Data extract:

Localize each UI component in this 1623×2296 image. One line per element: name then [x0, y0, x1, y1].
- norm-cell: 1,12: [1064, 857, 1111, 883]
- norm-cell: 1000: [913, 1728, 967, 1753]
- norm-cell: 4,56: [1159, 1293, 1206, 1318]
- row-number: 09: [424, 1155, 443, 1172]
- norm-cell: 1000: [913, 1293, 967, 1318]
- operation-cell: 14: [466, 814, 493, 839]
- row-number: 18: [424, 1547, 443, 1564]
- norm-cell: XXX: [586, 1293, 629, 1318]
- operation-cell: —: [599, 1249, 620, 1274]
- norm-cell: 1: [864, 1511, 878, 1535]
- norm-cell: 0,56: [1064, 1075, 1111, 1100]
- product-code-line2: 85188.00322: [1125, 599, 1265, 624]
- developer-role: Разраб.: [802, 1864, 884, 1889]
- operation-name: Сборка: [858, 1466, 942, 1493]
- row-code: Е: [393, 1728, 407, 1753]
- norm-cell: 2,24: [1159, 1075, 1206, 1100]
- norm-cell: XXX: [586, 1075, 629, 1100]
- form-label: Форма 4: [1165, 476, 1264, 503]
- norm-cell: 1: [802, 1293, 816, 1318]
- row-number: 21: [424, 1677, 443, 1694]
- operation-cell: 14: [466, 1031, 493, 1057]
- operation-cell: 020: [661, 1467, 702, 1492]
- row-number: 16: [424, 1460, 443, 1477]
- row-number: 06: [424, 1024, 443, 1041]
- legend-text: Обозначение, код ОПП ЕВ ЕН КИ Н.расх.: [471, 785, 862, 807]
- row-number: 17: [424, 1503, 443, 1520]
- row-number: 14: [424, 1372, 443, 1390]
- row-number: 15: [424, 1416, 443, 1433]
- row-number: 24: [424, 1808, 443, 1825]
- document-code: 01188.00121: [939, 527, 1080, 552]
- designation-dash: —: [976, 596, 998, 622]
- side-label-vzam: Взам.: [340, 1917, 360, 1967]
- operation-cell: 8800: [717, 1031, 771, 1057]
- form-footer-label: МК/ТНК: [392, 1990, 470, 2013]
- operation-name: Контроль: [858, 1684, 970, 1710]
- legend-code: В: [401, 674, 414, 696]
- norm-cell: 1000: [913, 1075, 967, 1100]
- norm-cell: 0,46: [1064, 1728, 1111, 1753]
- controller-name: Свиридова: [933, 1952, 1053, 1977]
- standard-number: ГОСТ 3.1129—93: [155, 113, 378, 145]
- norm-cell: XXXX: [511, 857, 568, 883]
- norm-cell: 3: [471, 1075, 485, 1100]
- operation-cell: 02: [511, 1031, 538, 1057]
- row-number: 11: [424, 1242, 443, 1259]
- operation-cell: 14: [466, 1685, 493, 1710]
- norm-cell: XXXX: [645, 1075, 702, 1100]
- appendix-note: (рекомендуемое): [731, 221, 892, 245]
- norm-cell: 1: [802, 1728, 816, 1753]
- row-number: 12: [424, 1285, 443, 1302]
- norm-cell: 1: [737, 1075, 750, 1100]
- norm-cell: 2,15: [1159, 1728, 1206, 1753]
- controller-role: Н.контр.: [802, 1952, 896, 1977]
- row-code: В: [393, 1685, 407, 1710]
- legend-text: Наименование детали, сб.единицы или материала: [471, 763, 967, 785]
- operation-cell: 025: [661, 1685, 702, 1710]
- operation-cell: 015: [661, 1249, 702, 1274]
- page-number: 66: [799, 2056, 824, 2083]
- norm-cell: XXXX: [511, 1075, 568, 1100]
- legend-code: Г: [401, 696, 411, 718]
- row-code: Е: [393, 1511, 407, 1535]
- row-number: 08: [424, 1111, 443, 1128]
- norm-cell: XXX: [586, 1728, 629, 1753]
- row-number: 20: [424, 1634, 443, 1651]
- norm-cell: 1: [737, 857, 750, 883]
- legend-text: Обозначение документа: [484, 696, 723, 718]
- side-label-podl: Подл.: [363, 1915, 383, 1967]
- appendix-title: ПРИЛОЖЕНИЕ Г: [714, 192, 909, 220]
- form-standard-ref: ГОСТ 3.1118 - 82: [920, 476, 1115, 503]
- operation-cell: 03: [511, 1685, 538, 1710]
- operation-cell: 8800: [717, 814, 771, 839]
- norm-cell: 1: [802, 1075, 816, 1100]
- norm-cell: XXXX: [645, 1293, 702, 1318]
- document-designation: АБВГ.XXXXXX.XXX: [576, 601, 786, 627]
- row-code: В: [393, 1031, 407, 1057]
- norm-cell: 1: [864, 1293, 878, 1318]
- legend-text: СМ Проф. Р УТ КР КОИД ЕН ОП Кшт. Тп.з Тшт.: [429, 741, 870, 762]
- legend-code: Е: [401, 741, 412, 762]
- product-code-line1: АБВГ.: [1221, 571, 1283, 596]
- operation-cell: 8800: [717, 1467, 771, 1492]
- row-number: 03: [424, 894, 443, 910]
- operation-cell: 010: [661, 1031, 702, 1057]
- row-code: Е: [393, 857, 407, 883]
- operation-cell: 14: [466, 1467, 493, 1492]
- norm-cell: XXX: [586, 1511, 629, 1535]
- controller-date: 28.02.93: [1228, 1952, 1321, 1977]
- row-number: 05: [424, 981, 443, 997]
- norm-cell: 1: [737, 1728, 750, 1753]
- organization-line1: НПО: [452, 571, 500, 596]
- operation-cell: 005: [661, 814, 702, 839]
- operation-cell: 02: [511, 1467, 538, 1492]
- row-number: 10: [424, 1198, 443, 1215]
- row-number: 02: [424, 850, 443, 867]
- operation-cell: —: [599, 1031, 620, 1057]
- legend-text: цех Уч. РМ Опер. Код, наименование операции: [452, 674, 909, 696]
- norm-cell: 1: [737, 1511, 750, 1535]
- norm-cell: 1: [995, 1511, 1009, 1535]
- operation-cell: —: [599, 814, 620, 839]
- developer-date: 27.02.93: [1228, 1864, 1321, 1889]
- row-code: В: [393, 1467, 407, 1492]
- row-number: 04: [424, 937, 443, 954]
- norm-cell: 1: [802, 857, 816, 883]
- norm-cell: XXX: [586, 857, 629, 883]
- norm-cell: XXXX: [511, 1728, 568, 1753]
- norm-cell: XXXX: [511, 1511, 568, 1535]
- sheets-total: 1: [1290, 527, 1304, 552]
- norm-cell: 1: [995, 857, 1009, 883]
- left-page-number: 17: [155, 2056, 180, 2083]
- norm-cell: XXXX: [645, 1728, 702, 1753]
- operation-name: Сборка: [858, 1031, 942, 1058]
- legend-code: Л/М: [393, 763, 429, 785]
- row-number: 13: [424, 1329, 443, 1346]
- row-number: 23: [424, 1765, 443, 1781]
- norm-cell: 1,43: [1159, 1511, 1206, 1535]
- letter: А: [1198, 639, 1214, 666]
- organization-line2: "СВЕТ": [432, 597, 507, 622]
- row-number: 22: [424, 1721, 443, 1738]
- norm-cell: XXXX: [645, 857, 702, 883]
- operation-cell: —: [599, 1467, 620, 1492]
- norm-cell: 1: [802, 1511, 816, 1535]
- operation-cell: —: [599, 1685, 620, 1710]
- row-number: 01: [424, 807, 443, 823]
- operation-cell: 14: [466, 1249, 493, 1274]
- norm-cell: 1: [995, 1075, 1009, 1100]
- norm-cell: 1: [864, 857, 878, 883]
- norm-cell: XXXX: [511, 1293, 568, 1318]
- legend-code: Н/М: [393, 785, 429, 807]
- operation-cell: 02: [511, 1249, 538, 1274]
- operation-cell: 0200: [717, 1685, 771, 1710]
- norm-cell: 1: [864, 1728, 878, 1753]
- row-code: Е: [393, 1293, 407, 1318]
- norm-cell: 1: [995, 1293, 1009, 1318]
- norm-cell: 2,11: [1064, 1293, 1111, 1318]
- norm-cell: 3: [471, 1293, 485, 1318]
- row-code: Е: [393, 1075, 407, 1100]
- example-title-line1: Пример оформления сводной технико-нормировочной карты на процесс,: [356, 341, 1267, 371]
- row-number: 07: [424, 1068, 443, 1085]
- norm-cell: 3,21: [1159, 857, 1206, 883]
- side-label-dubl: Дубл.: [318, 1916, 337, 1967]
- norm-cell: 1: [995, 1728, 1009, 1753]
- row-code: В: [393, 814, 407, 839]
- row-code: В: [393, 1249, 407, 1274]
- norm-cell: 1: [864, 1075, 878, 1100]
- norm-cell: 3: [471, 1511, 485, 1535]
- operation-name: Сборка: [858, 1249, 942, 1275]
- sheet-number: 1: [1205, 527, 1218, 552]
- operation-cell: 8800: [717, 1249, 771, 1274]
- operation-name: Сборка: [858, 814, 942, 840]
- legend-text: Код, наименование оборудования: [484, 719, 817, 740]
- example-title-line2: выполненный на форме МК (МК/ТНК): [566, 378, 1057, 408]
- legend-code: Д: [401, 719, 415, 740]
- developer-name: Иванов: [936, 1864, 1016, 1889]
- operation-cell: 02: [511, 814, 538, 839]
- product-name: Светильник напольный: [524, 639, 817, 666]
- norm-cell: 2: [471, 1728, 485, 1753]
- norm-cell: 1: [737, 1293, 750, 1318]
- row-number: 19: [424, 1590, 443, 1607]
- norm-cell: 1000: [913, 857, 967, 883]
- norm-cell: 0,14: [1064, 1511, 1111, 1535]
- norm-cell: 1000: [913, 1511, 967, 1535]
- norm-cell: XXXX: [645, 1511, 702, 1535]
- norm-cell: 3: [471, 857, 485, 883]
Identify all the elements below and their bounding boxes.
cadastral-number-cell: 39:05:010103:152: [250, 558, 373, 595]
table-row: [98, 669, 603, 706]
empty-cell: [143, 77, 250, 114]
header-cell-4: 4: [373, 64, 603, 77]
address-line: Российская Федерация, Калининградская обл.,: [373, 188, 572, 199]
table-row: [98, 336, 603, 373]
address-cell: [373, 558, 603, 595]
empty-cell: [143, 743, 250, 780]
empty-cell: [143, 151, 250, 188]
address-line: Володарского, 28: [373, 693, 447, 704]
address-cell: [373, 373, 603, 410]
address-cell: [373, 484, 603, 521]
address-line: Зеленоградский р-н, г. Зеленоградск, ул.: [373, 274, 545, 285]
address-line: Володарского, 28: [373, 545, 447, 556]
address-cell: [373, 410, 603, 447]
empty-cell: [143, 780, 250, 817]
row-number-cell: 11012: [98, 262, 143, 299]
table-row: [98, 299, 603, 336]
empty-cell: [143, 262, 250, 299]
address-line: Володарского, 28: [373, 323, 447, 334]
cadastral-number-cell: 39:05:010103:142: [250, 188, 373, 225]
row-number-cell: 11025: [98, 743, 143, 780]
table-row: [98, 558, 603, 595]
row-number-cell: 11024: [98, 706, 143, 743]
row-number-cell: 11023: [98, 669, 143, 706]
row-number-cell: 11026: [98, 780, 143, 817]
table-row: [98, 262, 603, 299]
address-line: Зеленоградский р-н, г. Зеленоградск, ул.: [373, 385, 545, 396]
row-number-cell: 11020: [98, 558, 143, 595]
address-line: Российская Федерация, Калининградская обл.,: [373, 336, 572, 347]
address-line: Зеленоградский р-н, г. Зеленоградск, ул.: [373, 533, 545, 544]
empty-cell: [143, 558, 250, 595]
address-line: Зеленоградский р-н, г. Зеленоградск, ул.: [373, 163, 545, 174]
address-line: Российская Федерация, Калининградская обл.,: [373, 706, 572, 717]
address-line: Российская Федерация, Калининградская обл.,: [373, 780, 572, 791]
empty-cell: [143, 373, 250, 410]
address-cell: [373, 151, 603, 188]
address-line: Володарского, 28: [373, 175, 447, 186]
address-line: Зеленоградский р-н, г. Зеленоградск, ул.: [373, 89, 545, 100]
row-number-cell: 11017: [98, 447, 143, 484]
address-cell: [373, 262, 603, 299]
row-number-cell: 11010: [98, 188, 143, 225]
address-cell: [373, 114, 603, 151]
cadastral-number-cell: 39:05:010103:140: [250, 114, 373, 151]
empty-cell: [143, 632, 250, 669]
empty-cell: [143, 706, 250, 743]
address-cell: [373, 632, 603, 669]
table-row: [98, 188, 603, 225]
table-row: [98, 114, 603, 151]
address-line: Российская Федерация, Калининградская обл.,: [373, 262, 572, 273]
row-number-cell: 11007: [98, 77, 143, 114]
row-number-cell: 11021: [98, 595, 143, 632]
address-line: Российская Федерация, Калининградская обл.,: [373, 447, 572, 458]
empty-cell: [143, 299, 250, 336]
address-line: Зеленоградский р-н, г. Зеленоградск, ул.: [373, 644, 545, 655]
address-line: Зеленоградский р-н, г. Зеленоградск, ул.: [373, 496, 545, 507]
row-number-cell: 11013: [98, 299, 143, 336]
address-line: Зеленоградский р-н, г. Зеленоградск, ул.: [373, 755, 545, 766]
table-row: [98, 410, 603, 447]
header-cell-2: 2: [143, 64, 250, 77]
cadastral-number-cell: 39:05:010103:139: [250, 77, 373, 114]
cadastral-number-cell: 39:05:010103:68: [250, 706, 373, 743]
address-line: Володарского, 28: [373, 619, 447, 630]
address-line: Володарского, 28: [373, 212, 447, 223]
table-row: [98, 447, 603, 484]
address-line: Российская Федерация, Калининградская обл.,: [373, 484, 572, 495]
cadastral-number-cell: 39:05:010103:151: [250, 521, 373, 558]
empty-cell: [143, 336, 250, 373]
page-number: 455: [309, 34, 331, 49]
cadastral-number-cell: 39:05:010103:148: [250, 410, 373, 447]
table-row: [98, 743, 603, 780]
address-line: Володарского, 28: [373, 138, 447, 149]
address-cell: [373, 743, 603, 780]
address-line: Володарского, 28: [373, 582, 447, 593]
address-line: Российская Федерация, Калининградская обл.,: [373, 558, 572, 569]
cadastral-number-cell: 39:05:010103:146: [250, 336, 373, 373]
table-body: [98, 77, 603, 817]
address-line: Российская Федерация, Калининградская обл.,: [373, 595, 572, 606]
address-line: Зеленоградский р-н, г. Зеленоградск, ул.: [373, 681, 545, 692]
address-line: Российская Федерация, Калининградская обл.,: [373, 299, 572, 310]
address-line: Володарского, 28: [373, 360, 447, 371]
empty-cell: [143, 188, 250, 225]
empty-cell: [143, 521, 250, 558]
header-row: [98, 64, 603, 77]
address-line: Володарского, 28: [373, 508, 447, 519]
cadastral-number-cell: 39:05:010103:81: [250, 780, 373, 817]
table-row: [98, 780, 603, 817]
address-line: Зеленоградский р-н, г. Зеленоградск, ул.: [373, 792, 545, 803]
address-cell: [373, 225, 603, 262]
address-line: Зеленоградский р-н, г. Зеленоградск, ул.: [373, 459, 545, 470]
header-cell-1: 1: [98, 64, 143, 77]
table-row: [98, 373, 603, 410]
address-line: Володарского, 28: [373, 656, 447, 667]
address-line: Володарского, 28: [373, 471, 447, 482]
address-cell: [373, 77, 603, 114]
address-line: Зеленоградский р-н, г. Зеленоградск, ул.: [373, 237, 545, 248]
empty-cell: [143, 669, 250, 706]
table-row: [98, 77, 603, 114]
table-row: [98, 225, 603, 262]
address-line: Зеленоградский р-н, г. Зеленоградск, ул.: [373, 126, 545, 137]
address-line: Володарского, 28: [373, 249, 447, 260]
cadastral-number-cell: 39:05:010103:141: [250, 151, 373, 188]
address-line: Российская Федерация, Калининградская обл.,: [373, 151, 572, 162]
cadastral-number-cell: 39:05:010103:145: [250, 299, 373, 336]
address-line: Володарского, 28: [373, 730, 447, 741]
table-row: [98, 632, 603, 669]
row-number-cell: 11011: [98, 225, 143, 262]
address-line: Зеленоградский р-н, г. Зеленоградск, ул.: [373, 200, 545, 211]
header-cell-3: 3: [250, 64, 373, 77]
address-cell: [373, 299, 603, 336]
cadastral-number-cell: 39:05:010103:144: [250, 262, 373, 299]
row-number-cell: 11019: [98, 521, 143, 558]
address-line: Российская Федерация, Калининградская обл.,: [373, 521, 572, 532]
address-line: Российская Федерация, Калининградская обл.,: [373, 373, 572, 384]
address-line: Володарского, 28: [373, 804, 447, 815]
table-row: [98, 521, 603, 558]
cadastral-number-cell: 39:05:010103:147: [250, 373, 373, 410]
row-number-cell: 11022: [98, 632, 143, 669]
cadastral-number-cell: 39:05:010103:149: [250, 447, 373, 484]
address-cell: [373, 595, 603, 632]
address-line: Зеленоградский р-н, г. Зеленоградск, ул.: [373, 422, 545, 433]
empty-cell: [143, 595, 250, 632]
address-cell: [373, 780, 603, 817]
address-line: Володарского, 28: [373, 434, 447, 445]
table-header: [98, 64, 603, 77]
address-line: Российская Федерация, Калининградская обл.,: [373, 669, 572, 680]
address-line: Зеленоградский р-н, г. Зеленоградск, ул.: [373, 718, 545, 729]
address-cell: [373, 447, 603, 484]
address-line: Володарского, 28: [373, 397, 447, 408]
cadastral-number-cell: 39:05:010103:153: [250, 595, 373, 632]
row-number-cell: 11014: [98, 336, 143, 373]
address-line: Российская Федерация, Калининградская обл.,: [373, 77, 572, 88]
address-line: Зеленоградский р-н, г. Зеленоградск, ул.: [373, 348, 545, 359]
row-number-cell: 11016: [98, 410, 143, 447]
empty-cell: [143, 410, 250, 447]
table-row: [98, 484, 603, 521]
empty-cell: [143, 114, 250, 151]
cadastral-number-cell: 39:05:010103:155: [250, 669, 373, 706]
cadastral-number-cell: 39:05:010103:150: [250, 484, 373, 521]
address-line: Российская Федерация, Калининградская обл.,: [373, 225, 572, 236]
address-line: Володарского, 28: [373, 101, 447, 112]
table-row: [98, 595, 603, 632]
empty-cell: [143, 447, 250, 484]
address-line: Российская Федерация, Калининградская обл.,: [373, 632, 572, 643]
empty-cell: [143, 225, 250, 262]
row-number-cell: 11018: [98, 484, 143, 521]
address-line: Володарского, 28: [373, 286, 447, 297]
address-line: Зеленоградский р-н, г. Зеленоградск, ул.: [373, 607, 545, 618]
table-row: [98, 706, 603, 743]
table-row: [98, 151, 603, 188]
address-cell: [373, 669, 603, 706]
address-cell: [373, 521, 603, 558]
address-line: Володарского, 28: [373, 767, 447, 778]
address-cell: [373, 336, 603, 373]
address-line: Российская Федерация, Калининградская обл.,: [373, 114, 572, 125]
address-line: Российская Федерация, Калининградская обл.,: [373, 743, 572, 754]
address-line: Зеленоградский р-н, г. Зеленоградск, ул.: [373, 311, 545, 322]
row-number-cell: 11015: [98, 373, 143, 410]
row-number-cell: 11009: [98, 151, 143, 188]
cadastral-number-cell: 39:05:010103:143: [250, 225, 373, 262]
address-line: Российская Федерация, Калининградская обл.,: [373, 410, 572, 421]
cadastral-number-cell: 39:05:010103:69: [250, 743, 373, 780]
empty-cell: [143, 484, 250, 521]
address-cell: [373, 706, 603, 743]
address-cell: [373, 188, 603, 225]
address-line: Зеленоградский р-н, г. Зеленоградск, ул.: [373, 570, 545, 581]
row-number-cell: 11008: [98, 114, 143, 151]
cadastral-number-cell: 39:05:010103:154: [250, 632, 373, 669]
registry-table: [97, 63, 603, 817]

What is needed: Please rewrite the lines from the first one down through the line containing "- legend-text: Обозначение, код", replacing "operation-cell" with "op-cell" and leaving everything else unchanged.

Expected answer:
Localize each UI component in this 1623×2296 image. One line per element: name then [x0, y0, x1, y1].
- norm-cell: 1,12: [1064, 857, 1111, 883]
- norm-cell: 1000: [913, 1728, 967, 1753]
- norm-cell: 4,56: [1159, 1293, 1206, 1318]
- row-number: 09: [424, 1155, 443, 1172]
- norm-cell: 1000: [913, 1293, 967, 1318]
- op-cell: 14: [466, 814, 493, 839]
- row-number: 18: [424, 1547, 443, 1564]
- norm-cell: XXX: [586, 1293, 629, 1318]
- op-cell: —: [599, 1249, 620, 1274]
- norm-cell: 1: [864, 1511, 878, 1535]
- norm-cell: 0,56: [1064, 1075, 1111, 1100]
- product-code-line2: 85188.00322: [1125, 599, 1265, 624]
- developer-role: Разраб.: [802, 1864, 884, 1889]
- operation-name: Сборка: [858, 1466, 942, 1493]
- row-code: Е: [393, 1728, 407, 1753]
- norm-cell: 2,24: [1159, 1075, 1206, 1100]
- norm-cell: XXX: [586, 1075, 629, 1100]
- form-label: Форма 4: [1165, 476, 1264, 503]
- norm-cell: 1: [802, 1293, 816, 1318]
- row-number: 21: [424, 1677, 443, 1694]
- op-cell: 14: [466, 1031, 493, 1057]
- op-cell: 020: [661, 1467, 702, 1492]
- row-number: 16: [424, 1460, 443, 1477]
- row-number: 06: [424, 1024, 443, 1041]
- legend-text: Обозначение, код ОПП ЕВ ЕН КИ Н.расх.: [471, 785, 862, 807]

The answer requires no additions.